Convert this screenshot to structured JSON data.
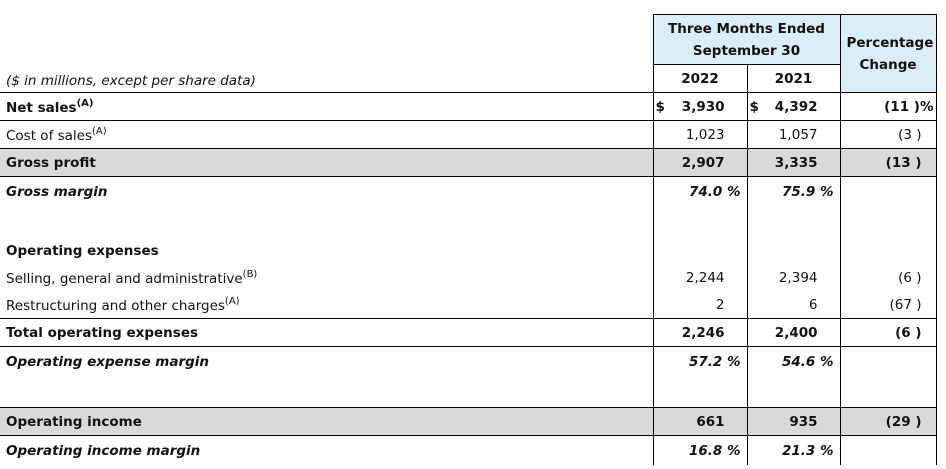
{
  "header": {
    "period": [
      "Three Months Ended",
      "September 30"
    ],
    "change": [
      "Percentage",
      "Change"
    ],
    "units": "($ in millions, except per share data)",
    "years": [
      "2022",
      "2021"
    ]
  },
  "rows": [
    {
      "label": "Net sales",
      "note": "(A)",
      "currency": "$",
      "values": [
        "3,930",
        "4,392"
      ],
      "change": "(11 )%"
    },
    {
      "label": "Cost of sales",
      "note": "(A)",
      "values": [
        "1,023",
        "1,057"
      ],
      "change": "(3 )"
    },
    {
      "label": "Gross profit",
      "values": [
        "2,907",
        "3,335"
      ],
      "change": "(13 )"
    },
    {
      "label": "Gross margin",
      "values": [
        "74.0 %",
        "75.9 %"
      ]
    },
    {
      "label": "Operating expenses"
    },
    {
      "label": "Selling, general and administrative",
      "note": "(B)",
      "values": [
        "2,244",
        "2,394"
      ],
      "change": "(6 )"
    },
    {
      "label": "Restructuring and other charges",
      "note": "(A)",
      "values": [
        "2",
        "6"
      ],
      "change": "(67 )"
    },
    {
      "label": "Total operating expenses",
      "values": [
        "2,246",
        "2,400"
      ],
      "change": "(6 )"
    },
    {
      "label": "Operating expense margin",
      "values": [
        "57.2 %",
        "54.6 %"
      ]
    },
    {
      "label": "Operating income",
      "values": [
        "661",
        "935"
      ],
      "change": "(29 )"
    },
    {
      "label": "Operating income margin",
      "values": [
        "16.8 %",
        "21.3 %"
      ]
    }
  ]
}
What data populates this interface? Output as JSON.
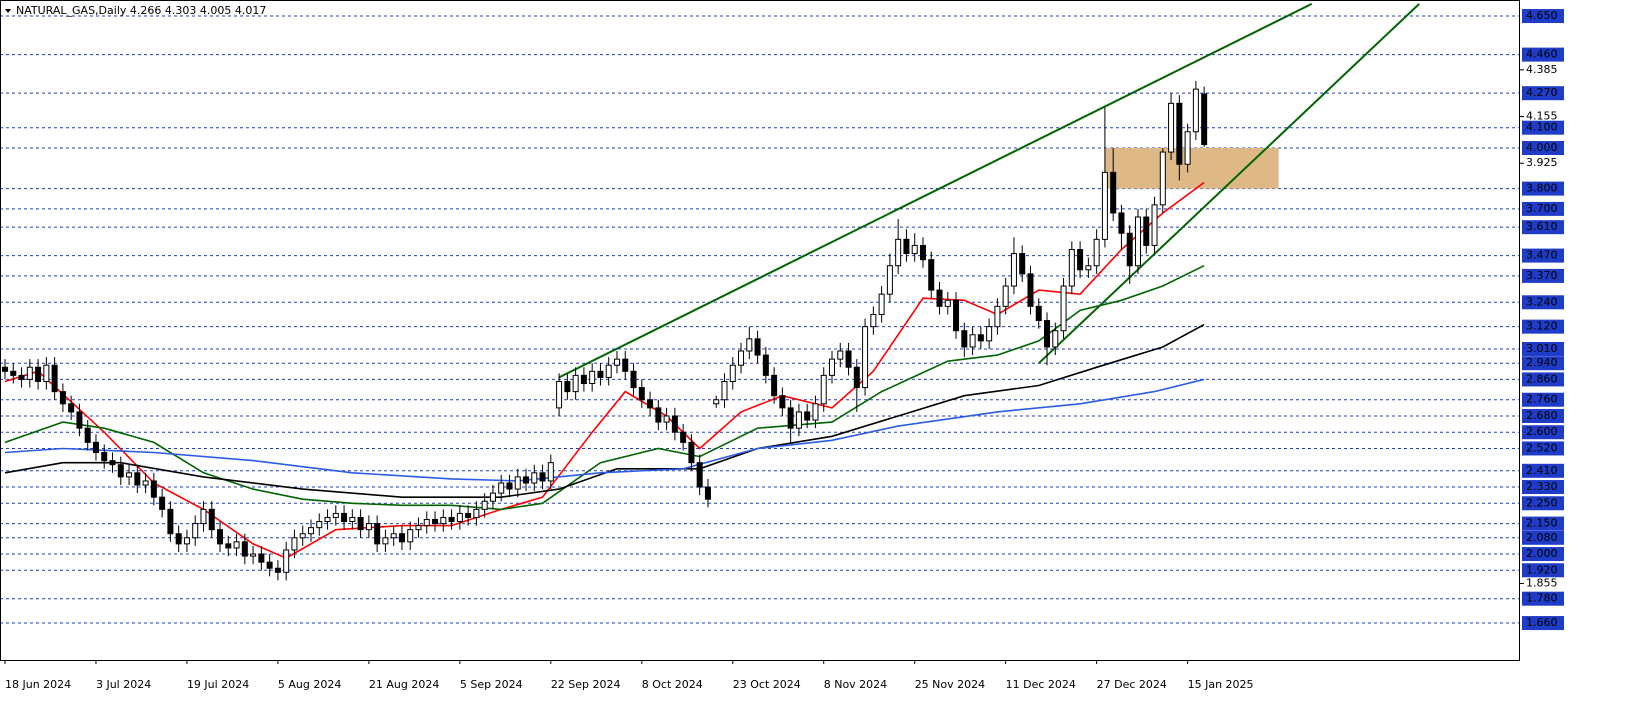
{
  "chart_data": {
    "type": "candlestick",
    "title": "NATURAL_GAS,Daily  4.266 4.303 4.005 4.017",
    "categories": [
      "18 Jun 2024",
      null,
      null,
      null,
      null,
      null,
      null,
      null,
      null,
      null,
      null,
      "3 Jul 2024",
      null,
      null,
      null,
      null,
      null,
      null,
      null,
      null,
      null,
      null,
      "19 Jul 2024",
      null,
      null,
      null,
      null,
      null,
      null,
      null,
      null,
      null,
      null,
      "5 Aug 2024",
      null,
      null,
      null,
      null,
      null,
      null,
      null,
      null,
      null,
      null,
      "21 Aug 2024",
      null,
      null,
      null,
      null,
      null,
      null,
      null,
      null,
      null,
      null,
      "5 Sep 2024",
      null,
      null,
      null,
      null,
      null,
      null,
      null,
      null,
      null,
      null,
      "22 Sep 2024",
      null,
      null,
      null,
      null,
      null,
      null,
      null,
      null,
      null,
      null,
      "8 Oct 2024",
      null,
      null,
      null,
      null,
      null,
      null,
      null,
      null,
      null,
      null,
      "23 Oct 2024",
      null,
      null,
      null,
      null,
      null,
      null,
      null,
      null,
      null,
      null,
      "8 Nov 2024",
      null,
      null,
      null,
      null,
      null,
      null,
      null,
      null,
      null,
      null,
      "25 Nov 2024",
      null,
      null,
      null,
      null,
      null,
      null,
      null,
      null,
      null,
      null,
      "11 Dec 2024",
      null,
      null,
      null,
      null,
      null,
      null,
      null,
      null,
      null,
      null,
      "27 Dec 2024",
      null,
      null,
      null,
      null,
      null,
      null,
      null,
      null,
      null,
      null,
      "15 Jan 2025",
      null,
      null
    ],
    "open": [
      2.92,
      2.9,
      2.88,
      2.86,
      2.92,
      2.85,
      2.93,
      2.8,
      2.74,
      2.7,
      2.62,
      2.55,
      2.5,
      2.46,
      2.44,
      2.38,
      2.4,
      2.34,
      2.36,
      2.28,
      2.22,
      2.1,
      2.05,
      2.08,
      2.15,
      2.22,
      2.12,
      2.05,
      2.03,
      2.06,
      1.99,
      2.0,
      1.96,
      1.93,
      1.91,
      2.02,
      2.08,
      2.1,
      2.13,
      2.16,
      2.18,
      2.2,
      2.16,
      2.18,
      2.12,
      2.15,
      2.05,
      2.08,
      2.1,
      2.06,
      2.12,
      2.14,
      2.17,
      2.15,
      2.18,
      2.16,
      2.2,
      2.18,
      2.22,
      2.26,
      2.3,
      2.35,
      2.32,
      2.38,
      2.35,
      2.4,
      2.36,
      2.72,
      2.85,
      2.8,
      2.88,
      2.84,
      2.9,
      2.87,
      2.93,
      2.96,
      2.9,
      2.82,
      2.76,
      2.72,
      2.65,
      2.68,
      2.6,
      2.55,
      2.45,
      2.33,
      2.74,
      2.76,
      2.85,
      2.93,
      3.0,
      3.06,
      2.98,
      2.88,
      2.78,
      2.72,
      2.62,
      2.7,
      2.66,
      2.74,
      2.88,
      2.96,
      3.0,
      2.92,
      2.82,
      3.12,
      3.18,
      3.28,
      3.42,
      3.55,
      3.48,
      3.52,
      3.45,
      3.3,
      3.22,
      3.25,
      3.1,
      3.02,
      3.08,
      3.05,
      3.12,
      3.22,
      3.32,
      3.48,
      3.38,
      3.22,
      3.15,
      3.02,
      3.1,
      3.32,
      3.5,
      3.4,
      3.42,
      3.55,
      3.88,
      3.68,
      3.58,
      3.42,
      3.66,
      3.52,
      3.72,
      3.98,
      4.22,
      3.92,
      4.08,
      4.266
    ],
    "high": [
      2.96,
      2.94,
      2.92,
      2.96,
      2.96,
      2.97,
      2.97,
      2.84,
      2.78,
      2.74,
      2.66,
      2.59,
      2.54,
      2.5,
      2.48,
      2.44,
      2.44,
      2.4,
      2.4,
      2.32,
      2.26,
      2.14,
      2.12,
      2.19,
      2.26,
      2.26,
      2.16,
      2.09,
      2.1,
      2.1,
      2.04,
      2.04,
      2.0,
      1.97,
      2.06,
      2.12,
      2.14,
      2.17,
      2.2,
      2.22,
      2.24,
      2.24,
      2.22,
      2.22,
      2.19,
      2.19,
      2.12,
      2.14,
      2.14,
      2.16,
      2.18,
      2.21,
      2.21,
      2.22,
      2.22,
      2.24,
      2.24,
      2.26,
      2.3,
      2.34,
      2.39,
      2.39,
      2.42,
      2.42,
      2.44,
      2.44,
      2.49,
      2.89,
      2.89,
      2.92,
      2.92,
      2.94,
      2.94,
      2.97,
      3.0,
      3.0,
      2.94,
      2.86,
      2.8,
      2.76,
      2.72,
      2.72,
      2.64,
      2.59,
      2.49,
      2.37,
      2.78,
      2.89,
      2.97,
      3.04,
      3.12,
      3.1,
      3.02,
      2.92,
      2.82,
      2.76,
      2.74,
      2.74,
      2.78,
      2.92,
      3.0,
      3.04,
      3.04,
      2.96,
      3.16,
      3.22,
      3.32,
      3.48,
      3.65,
      3.6,
      3.58,
      3.56,
      3.49,
      3.34,
      3.29,
      3.29,
      3.14,
      3.12,
      3.12,
      3.16,
      3.26,
      3.36,
      3.56,
      3.52,
      3.42,
      3.26,
      3.19,
      3.14,
      3.36,
      3.54,
      3.54,
      3.46,
      3.6,
      4.2,
      4.0,
      3.72,
      3.62,
      3.7,
      3.7,
      3.76,
      4.0,
      4.27,
      4.26,
      4.12,
      4.33,
      4.303
    ],
    "low": [
      2.86,
      2.84,
      2.82,
      2.82,
      2.81,
      2.81,
      2.76,
      2.7,
      2.66,
      2.58,
      2.51,
      2.46,
      2.42,
      2.4,
      2.34,
      2.34,
      2.3,
      2.3,
      2.24,
      2.18,
      2.06,
      2.01,
      2.01,
      2.04,
      2.11,
      2.08,
      2.01,
      1.99,
      1.99,
      1.95,
      1.95,
      1.92,
      1.89,
      1.87,
      1.87,
      1.98,
      2.04,
      2.06,
      2.09,
      2.12,
      2.14,
      2.12,
      2.12,
      2.08,
      2.08,
      2.01,
      2.01,
      2.04,
      2.02,
      2.02,
      2.08,
      2.1,
      2.11,
      2.11,
      2.12,
      2.12,
      2.14,
      2.14,
      2.18,
      2.22,
      2.26,
      2.28,
      2.28,
      2.31,
      2.31,
      2.32,
      2.32,
      2.68,
      2.76,
      2.76,
      2.8,
      2.8,
      2.83,
      2.83,
      2.89,
      2.86,
      2.78,
      2.72,
      2.68,
      2.61,
      2.61,
      2.56,
      2.51,
      2.41,
      2.29,
      2.23,
      2.72,
      2.72,
      2.81,
      2.89,
      2.96,
      2.94,
      2.84,
      2.74,
      2.68,
      2.55,
      2.58,
      2.62,
      2.62,
      2.7,
      2.84,
      2.92,
      2.88,
      2.7,
      2.78,
      3.08,
      3.14,
      3.24,
      3.38,
      3.44,
      3.44,
      3.41,
      3.26,
      3.18,
      3.18,
      3.06,
      2.97,
      2.98,
      3.01,
      3.01,
      3.08,
      3.18,
      3.28,
      3.34,
      3.18,
      3.11,
      2.93,
      2.98,
      3.06,
      3.28,
      3.36,
      3.36,
      3.38,
      3.51,
      3.64,
      3.5,
      3.33,
      3.38,
      3.48,
      3.48,
      3.68,
      3.94,
      3.84,
      3.88,
      4.04,
      4.005
    ],
    "close": [
      2.9,
      2.88,
      2.86,
      2.92,
      2.85,
      2.93,
      2.8,
      2.74,
      2.7,
      2.62,
      2.55,
      2.5,
      2.46,
      2.44,
      2.38,
      2.4,
      2.34,
      2.36,
      2.28,
      2.22,
      2.1,
      2.05,
      2.08,
      2.15,
      2.22,
      2.12,
      2.05,
      2.03,
      2.06,
      1.99,
      2.0,
      1.96,
      1.93,
      1.91,
      2.02,
      2.08,
      2.1,
      2.13,
      2.16,
      2.18,
      2.2,
      2.16,
      2.18,
      2.12,
      2.15,
      2.05,
      2.08,
      2.1,
      2.06,
      2.12,
      2.14,
      2.17,
      2.15,
      2.18,
      2.16,
      2.2,
      2.18,
      2.22,
      2.26,
      2.3,
      2.35,
      2.32,
      2.38,
      2.35,
      2.4,
      2.36,
      2.45,
      2.85,
      2.8,
      2.88,
      2.84,
      2.9,
      2.87,
      2.93,
      2.96,
      2.9,
      2.82,
      2.76,
      2.72,
      2.65,
      2.68,
      2.6,
      2.55,
      2.45,
      2.33,
      2.27,
      2.76,
      2.85,
      2.93,
      3.0,
      3.06,
      2.98,
      2.88,
      2.78,
      2.72,
      2.62,
      2.7,
      2.66,
      2.74,
      2.88,
      2.96,
      3.0,
      2.92,
      2.82,
      3.12,
      3.18,
      3.28,
      3.42,
      3.55,
      3.48,
      3.52,
      3.45,
      3.3,
      3.22,
      3.25,
      3.1,
      3.02,
      3.08,
      3.05,
      3.12,
      3.22,
      3.32,
      3.48,
      3.38,
      3.22,
      3.15,
      3.02,
      3.1,
      3.32,
      3.5,
      3.4,
      3.42,
      3.55,
      3.88,
      3.68,
      3.58,
      3.42,
      3.66,
      3.52,
      3.72,
      3.98,
      4.22,
      3.92,
      4.08,
      4.29,
      4.017
    ],
    "indicators": [
      {
        "color": "#ff0000",
        "x": [
          0,
          4,
          12,
          18,
          24,
          30,
          34,
          40,
          48,
          54,
          60,
          65,
          71,
          75,
          80,
          84,
          89,
          94,
          100,
          105,
          111,
          116,
          120,
          125,
          130,
          135,
          140,
          145
        ],
        "values": [
          2.85,
          2.9,
          2.6,
          2.35,
          2.22,
          2.05,
          1.98,
          2.12,
          2.14,
          2.14,
          2.22,
          2.28,
          2.6,
          2.8,
          2.68,
          2.52,
          2.7,
          2.78,
          2.72,
          2.9,
          3.26,
          3.25,
          3.18,
          3.3,
          3.28,
          3.5,
          3.68,
          3.83
        ]
      },
      {
        "color": "#006400",
        "x": [
          0,
          7,
          12,
          18,
          24,
          30,
          36,
          42,
          48,
          54,
          60,
          65,
          72,
          79,
          84,
          91,
          100,
          106,
          114,
          120,
          125,
          130,
          135,
          140,
          145
        ],
        "values": [
          2.55,
          2.65,
          2.62,
          2.55,
          2.4,
          2.32,
          2.27,
          2.25,
          2.24,
          2.24,
          2.22,
          2.25,
          2.45,
          2.52,
          2.48,
          2.62,
          2.65,
          2.8,
          2.95,
          2.98,
          3.05,
          3.2,
          3.25,
          3.32,
          3.42
        ]
      },
      {
        "color": "#000000",
        "x": [
          0,
          7,
          14,
          24,
          36,
          48,
          60,
          67,
          74,
          84,
          91,
          100,
          108,
          116,
          125,
          132,
          140,
          145
        ],
        "values": [
          2.4,
          2.45,
          2.45,
          2.38,
          2.32,
          2.28,
          2.28,
          2.32,
          2.42,
          2.42,
          2.52,
          2.58,
          2.68,
          2.78,
          2.83,
          2.92,
          3.02,
          3.13
        ]
      },
      {
        "color": "#2b5ce6",
        "x": [
          0,
          7,
          18,
          30,
          42,
          54,
          62,
          72,
          82,
          91,
          100,
          108,
          120,
          130,
          139,
          145
        ],
        "values": [
          2.5,
          2.52,
          2.5,
          2.46,
          2.4,
          2.37,
          2.36,
          2.4,
          2.42,
          2.52,
          2.56,
          2.63,
          2.7,
          2.74,
          2.8,
          2.86
        ]
      }
    ],
    "trendlines": [
      {
        "color": "#006400",
        "x": [
          67,
          158
        ],
        "values": [
          2.87,
          4.71
        ]
      },
      {
        "color": "#006400",
        "x": [
          125,
          171
        ],
        "values": [
          2.94,
          4.71
        ]
      }
    ],
    "zones": [
      {
        "color": "#deb887",
        "x": [
          133,
          154
        ],
        "values": [
          3.8,
          4.0
        ]
      }
    ],
    "ylim": [
      1.478,
      4.729
    ],
    "yticks": [
      4.385,
      4.155,
      3.925,
      1.855
    ],
    "levels": [
      {
        "value": 4.65,
        "label": "4.650"
      },
      {
        "value": 4.46,
        "label": "4.460"
      },
      {
        "value": 4.27,
        "label": "4.270"
      },
      {
        "value": 4.1,
        "label": "4.100"
      },
      {
        "value": 4.0,
        "label": "4.000"
      },
      {
        "value": 3.8,
        "label": "3.800"
      },
      {
        "value": 3.7,
        "label": "3.700"
      },
      {
        "value": 3.61,
        "label": "3.610"
      },
      {
        "value": 3.47,
        "label": "3.470"
      },
      {
        "value": 3.37,
        "label": "3.370"
      },
      {
        "value": 3.24,
        "label": "3.240"
      },
      {
        "value": 3.12,
        "label": "3.120"
      },
      {
        "value": 3.01,
        "label": "3.010"
      },
      {
        "value": 2.94,
        "label": "2.940"
      },
      {
        "value": 2.86,
        "label": "2.860"
      },
      {
        "value": 2.76,
        "label": "2.760"
      },
      {
        "value": 2.68,
        "label": "2.680"
      },
      {
        "value": 2.6,
        "label": "2.600"
      },
      {
        "value": 2.52,
        "label": "2.520"
      },
      {
        "value": 2.41,
        "label": "2.410"
      },
      {
        "value": 2.33,
        "label": "2.330"
      },
      {
        "value": 2.25,
        "label": "2.250"
      },
      {
        "value": 2.15,
        "label": "2.150"
      },
      {
        "value": 2.08,
        "label": "2.080"
      },
      {
        "value": 2.0,
        "label": "2.000"
      },
      {
        "value": 1.92,
        "label": "1.920"
      },
      {
        "value": 1.78,
        "label": "1.780"
      },
      {
        "value": 1.66,
        "label": "1.660"
      }
    ],
    "level_color": "#1e3cc8"
  }
}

Written exercise: Read through the lines above and collect those that contain the string "JSON".

Response to this task:
Convert this screenshot to structured JSON data.
What data populates this interface? Output as JSON.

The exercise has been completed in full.